• _Exercise_: Do any lines in the data below contain "from"? If so, copy every one of them.

━━━━━━━━━━

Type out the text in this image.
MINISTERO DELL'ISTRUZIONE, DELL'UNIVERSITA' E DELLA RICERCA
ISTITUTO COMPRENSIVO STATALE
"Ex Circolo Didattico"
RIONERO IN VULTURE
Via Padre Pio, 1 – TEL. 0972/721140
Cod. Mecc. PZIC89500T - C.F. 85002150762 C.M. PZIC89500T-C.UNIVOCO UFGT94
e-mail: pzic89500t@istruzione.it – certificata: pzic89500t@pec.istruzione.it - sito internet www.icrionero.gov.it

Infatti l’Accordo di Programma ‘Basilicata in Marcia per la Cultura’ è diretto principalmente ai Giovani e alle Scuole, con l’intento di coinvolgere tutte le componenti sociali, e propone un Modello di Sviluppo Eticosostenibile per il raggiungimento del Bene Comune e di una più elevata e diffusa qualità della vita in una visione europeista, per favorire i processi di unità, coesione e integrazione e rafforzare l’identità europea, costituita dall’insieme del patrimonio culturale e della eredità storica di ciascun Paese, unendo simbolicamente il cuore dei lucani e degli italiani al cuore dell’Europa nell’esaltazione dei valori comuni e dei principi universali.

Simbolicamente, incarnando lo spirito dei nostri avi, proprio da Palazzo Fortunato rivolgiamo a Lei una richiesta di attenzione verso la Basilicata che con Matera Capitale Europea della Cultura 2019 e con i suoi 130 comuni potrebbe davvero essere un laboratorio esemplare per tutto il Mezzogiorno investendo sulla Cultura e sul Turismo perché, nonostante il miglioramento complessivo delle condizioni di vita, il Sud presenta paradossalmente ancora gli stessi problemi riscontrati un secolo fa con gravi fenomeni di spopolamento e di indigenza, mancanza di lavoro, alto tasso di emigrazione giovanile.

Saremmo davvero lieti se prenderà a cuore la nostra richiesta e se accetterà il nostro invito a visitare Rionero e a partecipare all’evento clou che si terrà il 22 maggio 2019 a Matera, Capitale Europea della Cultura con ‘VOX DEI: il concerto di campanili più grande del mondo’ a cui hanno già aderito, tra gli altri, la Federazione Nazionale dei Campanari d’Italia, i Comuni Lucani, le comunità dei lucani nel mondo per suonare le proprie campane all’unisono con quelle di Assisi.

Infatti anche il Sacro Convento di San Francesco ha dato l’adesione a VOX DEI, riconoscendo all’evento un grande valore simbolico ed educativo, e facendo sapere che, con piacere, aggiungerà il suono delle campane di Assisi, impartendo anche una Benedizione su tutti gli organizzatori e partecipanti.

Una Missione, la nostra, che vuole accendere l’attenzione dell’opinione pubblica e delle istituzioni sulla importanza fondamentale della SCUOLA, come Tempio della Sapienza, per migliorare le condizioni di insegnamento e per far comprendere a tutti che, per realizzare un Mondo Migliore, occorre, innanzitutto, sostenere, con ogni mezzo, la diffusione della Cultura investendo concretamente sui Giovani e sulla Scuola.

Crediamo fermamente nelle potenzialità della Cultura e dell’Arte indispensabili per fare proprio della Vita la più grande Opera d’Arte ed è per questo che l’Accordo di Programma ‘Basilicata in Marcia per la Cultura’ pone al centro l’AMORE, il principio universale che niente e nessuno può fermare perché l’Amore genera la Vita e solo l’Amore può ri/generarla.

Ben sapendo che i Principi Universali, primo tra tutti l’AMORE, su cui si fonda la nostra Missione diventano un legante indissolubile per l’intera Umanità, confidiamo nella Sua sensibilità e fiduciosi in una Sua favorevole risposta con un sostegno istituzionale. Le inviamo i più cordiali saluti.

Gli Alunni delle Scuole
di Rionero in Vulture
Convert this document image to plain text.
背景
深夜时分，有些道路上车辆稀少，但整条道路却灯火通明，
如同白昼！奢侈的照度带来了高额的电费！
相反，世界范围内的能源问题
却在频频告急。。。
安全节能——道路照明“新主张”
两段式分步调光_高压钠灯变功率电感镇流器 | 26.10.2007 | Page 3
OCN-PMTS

━━━━━━━━━━

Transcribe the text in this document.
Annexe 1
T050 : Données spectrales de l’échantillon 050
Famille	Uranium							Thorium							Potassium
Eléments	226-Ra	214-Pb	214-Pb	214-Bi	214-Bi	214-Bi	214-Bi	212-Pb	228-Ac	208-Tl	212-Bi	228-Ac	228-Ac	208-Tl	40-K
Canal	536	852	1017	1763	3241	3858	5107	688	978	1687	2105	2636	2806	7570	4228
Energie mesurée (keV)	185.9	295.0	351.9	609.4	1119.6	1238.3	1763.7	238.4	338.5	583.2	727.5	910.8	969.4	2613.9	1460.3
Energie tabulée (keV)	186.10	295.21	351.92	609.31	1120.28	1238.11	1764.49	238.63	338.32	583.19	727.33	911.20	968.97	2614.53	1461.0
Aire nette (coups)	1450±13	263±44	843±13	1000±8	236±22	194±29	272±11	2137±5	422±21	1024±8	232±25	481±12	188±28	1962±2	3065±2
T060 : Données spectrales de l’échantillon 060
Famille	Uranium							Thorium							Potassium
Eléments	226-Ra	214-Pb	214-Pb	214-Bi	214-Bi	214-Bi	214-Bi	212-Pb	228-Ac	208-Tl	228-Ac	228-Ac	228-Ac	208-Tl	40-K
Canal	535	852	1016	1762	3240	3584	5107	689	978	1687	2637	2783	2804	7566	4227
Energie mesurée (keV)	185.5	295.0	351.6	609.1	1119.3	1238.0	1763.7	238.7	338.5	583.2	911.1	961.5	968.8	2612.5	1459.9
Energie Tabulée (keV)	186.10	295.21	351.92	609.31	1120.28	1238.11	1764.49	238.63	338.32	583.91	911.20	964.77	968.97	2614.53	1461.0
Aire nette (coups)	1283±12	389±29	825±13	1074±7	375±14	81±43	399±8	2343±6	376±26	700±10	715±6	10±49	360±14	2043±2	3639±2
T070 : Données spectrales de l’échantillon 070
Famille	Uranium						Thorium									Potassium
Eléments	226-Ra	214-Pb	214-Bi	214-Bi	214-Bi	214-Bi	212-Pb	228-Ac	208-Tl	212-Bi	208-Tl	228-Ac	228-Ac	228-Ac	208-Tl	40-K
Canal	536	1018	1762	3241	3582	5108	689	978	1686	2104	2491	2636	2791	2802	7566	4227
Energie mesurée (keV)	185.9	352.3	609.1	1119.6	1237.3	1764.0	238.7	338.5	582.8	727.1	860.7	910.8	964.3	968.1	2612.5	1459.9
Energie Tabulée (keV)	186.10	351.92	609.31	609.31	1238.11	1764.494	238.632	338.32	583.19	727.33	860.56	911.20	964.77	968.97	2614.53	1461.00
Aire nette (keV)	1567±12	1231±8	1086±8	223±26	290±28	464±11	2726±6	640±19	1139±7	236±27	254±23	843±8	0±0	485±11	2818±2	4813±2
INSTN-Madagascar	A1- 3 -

━━━━━━━━━━

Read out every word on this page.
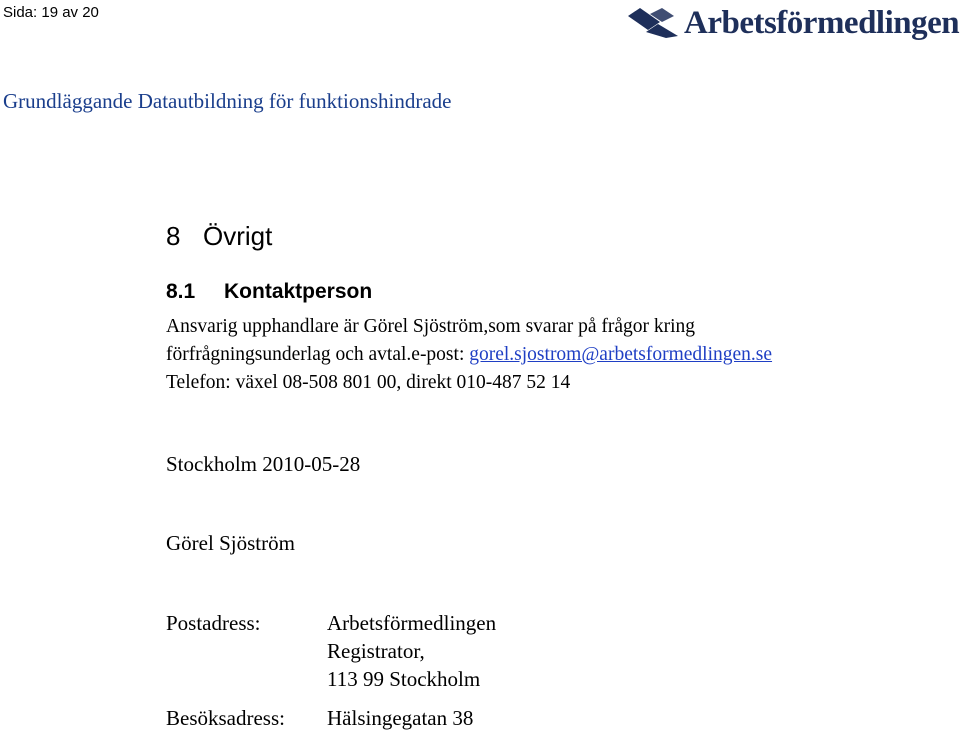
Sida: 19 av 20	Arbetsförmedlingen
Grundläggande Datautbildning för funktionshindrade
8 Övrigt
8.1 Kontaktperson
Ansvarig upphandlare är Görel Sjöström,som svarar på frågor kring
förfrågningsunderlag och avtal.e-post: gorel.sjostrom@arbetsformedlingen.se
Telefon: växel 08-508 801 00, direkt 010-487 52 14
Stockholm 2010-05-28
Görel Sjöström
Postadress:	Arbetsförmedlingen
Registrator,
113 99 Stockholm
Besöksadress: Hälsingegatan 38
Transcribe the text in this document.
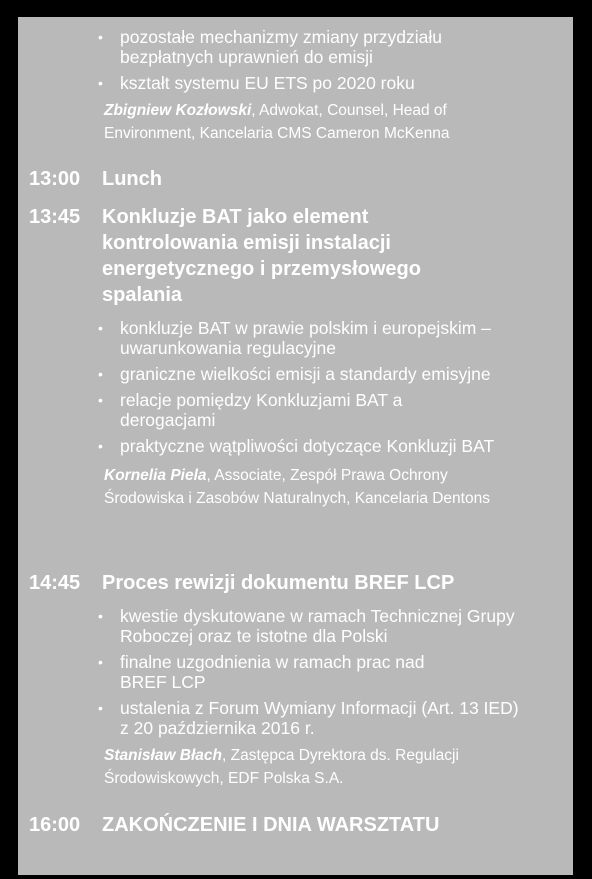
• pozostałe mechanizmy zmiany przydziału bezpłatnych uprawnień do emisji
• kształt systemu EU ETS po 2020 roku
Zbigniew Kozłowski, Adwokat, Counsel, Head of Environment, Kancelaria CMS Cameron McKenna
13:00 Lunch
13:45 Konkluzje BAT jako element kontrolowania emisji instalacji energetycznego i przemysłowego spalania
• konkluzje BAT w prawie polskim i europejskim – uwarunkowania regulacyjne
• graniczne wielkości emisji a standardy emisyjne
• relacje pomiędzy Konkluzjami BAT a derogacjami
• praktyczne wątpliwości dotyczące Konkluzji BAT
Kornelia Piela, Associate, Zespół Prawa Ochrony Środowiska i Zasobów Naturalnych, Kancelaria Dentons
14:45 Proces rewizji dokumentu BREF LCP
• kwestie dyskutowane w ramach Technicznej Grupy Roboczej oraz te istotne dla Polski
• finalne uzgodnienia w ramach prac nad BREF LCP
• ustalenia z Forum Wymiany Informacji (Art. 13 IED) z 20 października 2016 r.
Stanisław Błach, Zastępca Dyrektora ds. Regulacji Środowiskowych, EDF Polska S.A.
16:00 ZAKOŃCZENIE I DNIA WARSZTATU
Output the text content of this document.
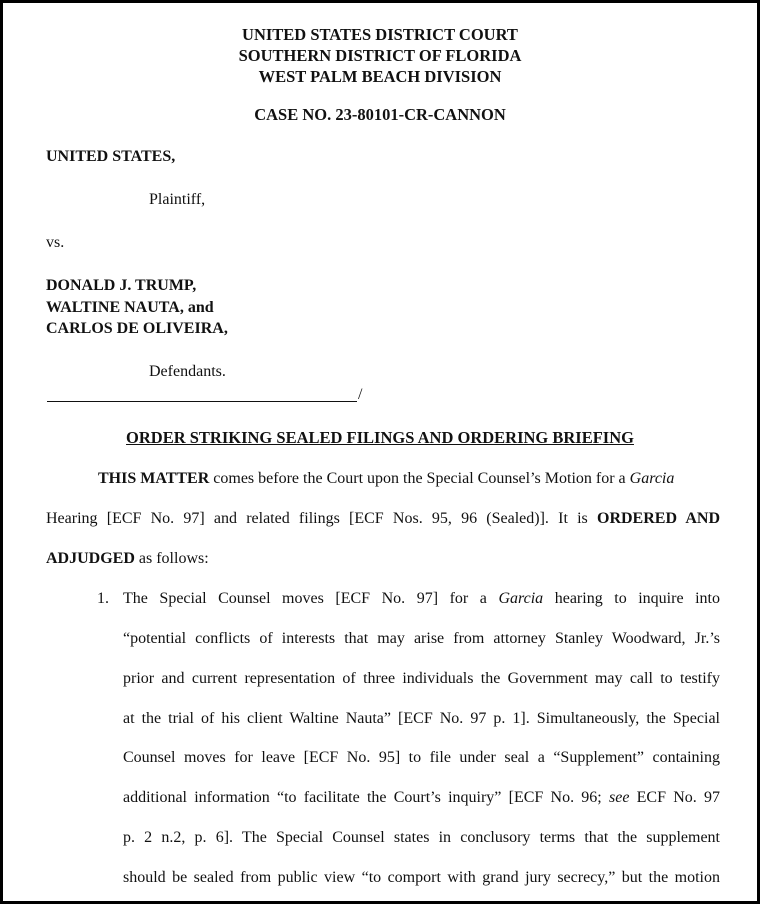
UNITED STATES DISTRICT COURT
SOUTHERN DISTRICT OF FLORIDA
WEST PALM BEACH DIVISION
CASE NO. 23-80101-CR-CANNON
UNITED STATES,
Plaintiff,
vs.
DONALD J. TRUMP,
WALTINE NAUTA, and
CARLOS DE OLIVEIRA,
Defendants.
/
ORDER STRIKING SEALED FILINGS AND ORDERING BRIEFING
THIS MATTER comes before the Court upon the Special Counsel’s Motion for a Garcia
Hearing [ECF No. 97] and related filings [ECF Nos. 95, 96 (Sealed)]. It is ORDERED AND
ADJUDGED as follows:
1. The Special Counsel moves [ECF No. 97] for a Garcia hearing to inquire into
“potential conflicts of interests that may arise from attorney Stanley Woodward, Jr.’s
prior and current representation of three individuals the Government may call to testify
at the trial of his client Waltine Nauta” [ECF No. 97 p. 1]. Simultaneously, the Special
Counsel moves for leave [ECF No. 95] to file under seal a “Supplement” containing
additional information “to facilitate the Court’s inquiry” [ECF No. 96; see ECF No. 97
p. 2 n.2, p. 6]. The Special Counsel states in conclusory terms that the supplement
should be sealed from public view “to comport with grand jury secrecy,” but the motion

━━━━━━━━━━

• _Correct output_:
“potential conflicts of interests that may arise from attorney Stanley Woodward, Jr.’s
should be sealed from public view “to comport with grand jury secrecy,” but the motion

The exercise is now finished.